(Item position entries)
════

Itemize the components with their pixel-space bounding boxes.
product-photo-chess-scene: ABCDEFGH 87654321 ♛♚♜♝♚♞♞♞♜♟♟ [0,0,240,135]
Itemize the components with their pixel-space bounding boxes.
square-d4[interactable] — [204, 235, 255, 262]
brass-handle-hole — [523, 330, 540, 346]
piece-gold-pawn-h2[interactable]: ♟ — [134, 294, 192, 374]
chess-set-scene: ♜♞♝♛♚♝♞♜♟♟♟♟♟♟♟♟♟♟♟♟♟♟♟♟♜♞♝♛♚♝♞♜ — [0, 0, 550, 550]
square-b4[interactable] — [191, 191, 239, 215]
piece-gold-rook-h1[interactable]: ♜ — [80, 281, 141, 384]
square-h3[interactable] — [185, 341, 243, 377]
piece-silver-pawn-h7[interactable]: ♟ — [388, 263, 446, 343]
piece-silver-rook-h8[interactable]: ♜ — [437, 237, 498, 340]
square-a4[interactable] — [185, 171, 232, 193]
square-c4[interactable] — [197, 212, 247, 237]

════

Directions for this task » Update the records above by changing every "interactable" to "clickable" and leaving everything else as it is.

Response to this exercise »
Itemize the components with their pixel-space bounding boxes.
product-photo-chess-scene: ABCDEFGH 87654321 ♛♚♜♝♚♞♞♞♜♟♟ [0,0,240,135]
Itemize the components with their pixel-space bounding boxes.
square-d4[clickable] — [204, 235, 255, 262]
brass-handle-hole — [523, 330, 540, 346]
piece-gold-pawn-h2[clickable]: ♟ — [134, 294, 192, 374]
chess-set-scene: ♜♞♝♛♚♝♞♜♟♟♟♟♟♟♟♟♟♟♟♟♟♟♟♟♜♞♝♛♚♝♞♜ — [0, 0, 550, 550]
square-b4[clickable] — [191, 191, 239, 215]
piece-gold-rook-h1[clickable]: ♜ — [80, 281, 141, 384]
square-h3[clickable] — [185, 341, 243, 377]
piece-silver-pawn-h7[clickable]: ♟ — [388, 263, 446, 343]
piece-silver-rook-h8[clickable]: ♜ — [437, 237, 498, 340]
square-a4[clickable] — [185, 171, 232, 193]
square-c4[clickable] — [197, 212, 247, 237]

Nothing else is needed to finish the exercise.